____ Records supplied

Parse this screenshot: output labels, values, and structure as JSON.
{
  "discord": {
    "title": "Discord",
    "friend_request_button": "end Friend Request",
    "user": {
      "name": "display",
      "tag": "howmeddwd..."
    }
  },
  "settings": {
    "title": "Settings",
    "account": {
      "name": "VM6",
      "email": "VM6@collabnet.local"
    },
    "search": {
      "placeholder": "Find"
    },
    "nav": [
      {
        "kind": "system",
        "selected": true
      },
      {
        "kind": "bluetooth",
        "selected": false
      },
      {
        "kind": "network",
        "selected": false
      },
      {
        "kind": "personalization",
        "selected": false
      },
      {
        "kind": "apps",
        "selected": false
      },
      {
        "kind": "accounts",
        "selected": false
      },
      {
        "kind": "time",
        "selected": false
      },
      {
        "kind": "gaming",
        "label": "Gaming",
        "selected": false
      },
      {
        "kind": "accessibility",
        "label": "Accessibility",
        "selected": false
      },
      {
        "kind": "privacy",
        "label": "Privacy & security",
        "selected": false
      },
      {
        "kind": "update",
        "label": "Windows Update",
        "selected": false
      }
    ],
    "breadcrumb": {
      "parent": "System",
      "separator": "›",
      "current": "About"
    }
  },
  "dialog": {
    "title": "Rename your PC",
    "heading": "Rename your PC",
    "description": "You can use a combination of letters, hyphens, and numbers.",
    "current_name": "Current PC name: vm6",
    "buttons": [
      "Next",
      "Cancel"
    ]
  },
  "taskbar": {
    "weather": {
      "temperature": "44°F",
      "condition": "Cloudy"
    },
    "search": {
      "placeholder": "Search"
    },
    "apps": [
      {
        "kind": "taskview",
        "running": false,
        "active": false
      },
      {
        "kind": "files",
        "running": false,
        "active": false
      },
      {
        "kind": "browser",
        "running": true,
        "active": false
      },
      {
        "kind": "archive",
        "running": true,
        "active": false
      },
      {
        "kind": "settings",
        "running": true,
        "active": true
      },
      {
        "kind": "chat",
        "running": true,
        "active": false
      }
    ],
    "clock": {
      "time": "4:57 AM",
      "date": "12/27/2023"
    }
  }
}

________

Directions -
Extract the full listing above without altering anything.

Reply to the task -
Parse this screenshot: output labels, values, and structure as JSON.
{
  "discord": {
    "title": "Discord",
    "friend_request_button": "end Friend Request",
    "user": {
      "name": "display",
      "tag": "howmeddwd..."
    }
  },
  "settings": {
    "title": "Settings",
    "account": {
      "name": "VM6",
      "email": "VM6@collabnet.local"
    },
    "search": {
      "placeholder": "Find"
    },
    "nav": [
      {
        "kind": "system",
        "selected": true
      },
      {
        "kind": "bluetooth",
        "selected": false
      },
      {
        "kind": "network",
        "selected": false
      },
      {
        "kind": "personalization",
        "selected": false
      },
      {
        "kind": "apps",
        "selected": false
      },
      {
        "kind": "accounts",
        "selected": false
      },
      {
        "kind": "time",
        "selected": false
      },
      {
        "kind": "gaming",
        "label": "Gaming",
        "selected": false
      },
      {
        "kind": "accessibility",
        "label": "Accessibility",
        "selected": false
      },
      {
        "kind": "privacy",
        "label": "Privacy & security",
        "selected": false
      },
      {
        "kind": "update",
        "label": "Windows Update",
        "selected": false
      }
    ],
    "breadcrumb": {
      "parent": "System",
      "separator": "›",
      "current": "About"
    }
  },
  "dialog": {
    "title": "Rename your PC",
    "heading": "Rename your PC",
    "description": "You can use a combination of letters, hyphens, and numbers.",
    "current_name": "Current PC name: vm6",
    "buttons": [
      "Next",
      "Cancel"
    ]
  },
  "taskbar": {
    "weather": {
      "temperature": "44°F",
      "condition": "Cloudy"
    },
    "search": {
      "placeholder": "Search"
    },
    "apps": [
      {
        "kind": "taskview",
        "running": false,
        "active": false
      },
      {
        "kind": "files",
        "running": false,
        "active": false
      },
      {
        "kind": "browser",
        "running": true,
        "active": false
      },
      {
        "kind": "archive",
        "running": true,
        "active": false
      },
      {
        "kind": "settings",
        "running": true,
        "active": true
      },
      {
        "kind": "chat",
        "running": true,
        "active": false
      }
    ],
    "clock": {
      "time": "4:57 AM",
      "date": "12/27/2023"
    }
  }
}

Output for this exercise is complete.